== Provided information

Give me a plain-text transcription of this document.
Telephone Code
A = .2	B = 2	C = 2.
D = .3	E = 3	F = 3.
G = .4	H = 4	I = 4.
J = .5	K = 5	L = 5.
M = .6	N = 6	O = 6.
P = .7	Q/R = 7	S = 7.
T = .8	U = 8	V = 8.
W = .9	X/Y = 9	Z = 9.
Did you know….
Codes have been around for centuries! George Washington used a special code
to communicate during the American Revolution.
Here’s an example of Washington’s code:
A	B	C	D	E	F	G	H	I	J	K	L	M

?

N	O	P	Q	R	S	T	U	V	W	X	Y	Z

====

● **Exercise brief**
Without omitting anything, output the entries exactly.

● **Full answer**
Give me a plain-text transcription of this document.
Telephone Code
A = .2	B = 2	C = 2.
D = .3	E = 3	F = 3.
G = .4	H = 4	I = 4.
J = .5	K = 5	L = 5.
M = .6	N = 6	O = 6.
P = .7	Q/R = 7	S = 7.
T = .8	U = 8	V = 8.
W = .9	X/Y = 9	Z = 9.
Did you know….
Codes have been around for centuries! George Washington used a special code
to communicate during the American Revolution.
Here’s an example of Washington’s code:
A	B	C	D	E	F	G	H	I	J	K	L	M

?

N	O	P	Q	R	S	T	U	V	W	X	Y	Z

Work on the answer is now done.